* _INSTRUCTIONS FOR THE TASK_: Render the following material again verbatim, leaving nothing out.

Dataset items
'''

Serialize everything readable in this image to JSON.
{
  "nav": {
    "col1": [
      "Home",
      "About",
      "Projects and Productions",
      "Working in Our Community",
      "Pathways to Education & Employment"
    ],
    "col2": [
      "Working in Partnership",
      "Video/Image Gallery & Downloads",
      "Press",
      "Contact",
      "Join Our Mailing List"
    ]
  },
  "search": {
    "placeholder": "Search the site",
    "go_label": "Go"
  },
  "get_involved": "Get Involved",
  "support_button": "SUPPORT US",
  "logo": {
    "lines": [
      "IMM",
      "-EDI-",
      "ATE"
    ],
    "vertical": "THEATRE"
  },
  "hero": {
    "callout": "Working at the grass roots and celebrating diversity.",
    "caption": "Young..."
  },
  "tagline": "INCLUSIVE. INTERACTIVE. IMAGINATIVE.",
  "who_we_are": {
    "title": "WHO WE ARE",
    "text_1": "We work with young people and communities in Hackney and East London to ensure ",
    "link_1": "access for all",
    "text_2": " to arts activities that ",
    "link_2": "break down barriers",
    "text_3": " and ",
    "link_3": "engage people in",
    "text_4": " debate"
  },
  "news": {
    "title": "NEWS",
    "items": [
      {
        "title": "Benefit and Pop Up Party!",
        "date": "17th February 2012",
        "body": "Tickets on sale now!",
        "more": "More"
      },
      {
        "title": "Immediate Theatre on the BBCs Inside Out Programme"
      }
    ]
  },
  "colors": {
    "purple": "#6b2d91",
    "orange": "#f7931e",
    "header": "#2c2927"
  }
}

'''

* _FULL OUTPUT_:
Serialize everything readable in this image to JSON.
{
  "nav": {
    "col1": [
      "Home",
      "About",
      "Projects and Productions",
      "Working in Our Community",
      "Pathways to Education & Employment"
    ],
    "col2": [
      "Working in Partnership",
      "Video/Image Gallery & Downloads",
      "Press",
      "Contact",
      "Join Our Mailing List"
    ]
  },
  "search": {
    "placeholder": "Search the site",
    "go_label": "Go"
  },
  "get_involved": "Get Involved",
  "support_button": "SUPPORT US",
  "logo": {
    "lines": [
      "IMM",
      "-EDI-",
      "ATE"
    ],
    "vertical": "THEATRE"
  },
  "hero": {
    "callout": "Working at the grass roots and celebrating diversity.",
    "caption": "Young..."
  },
  "tagline": "INCLUSIVE. INTERACTIVE. IMAGINATIVE.",
  "who_we_are": {
    "title": "WHO WE ARE",
    "text_1": "We work with young people and communities in Hackney and East London to ensure ",
    "link_1": "access for all",
    "text_2": " to arts activities that ",
    "link_2": "break down barriers",
    "text_3": " and ",
    "link_3": "engage people in",
    "text_4": " debate"
  },
  "news": {
    "title": "NEWS",
    "items": [
      {
        "title": "Benefit and Pop Up Party!",
        "date": "17th February 2012",
        "body": "Tickets on sale now!",
        "more": "More"
      },
      {
        "title": "Immediate Theatre on the BBCs Inside Out Programme"
      }
    ]
  },
  "colors": {
    "purple": "#6b2d91",
    "orange": "#f7931e",
    "header": "#2c2927"
  }
}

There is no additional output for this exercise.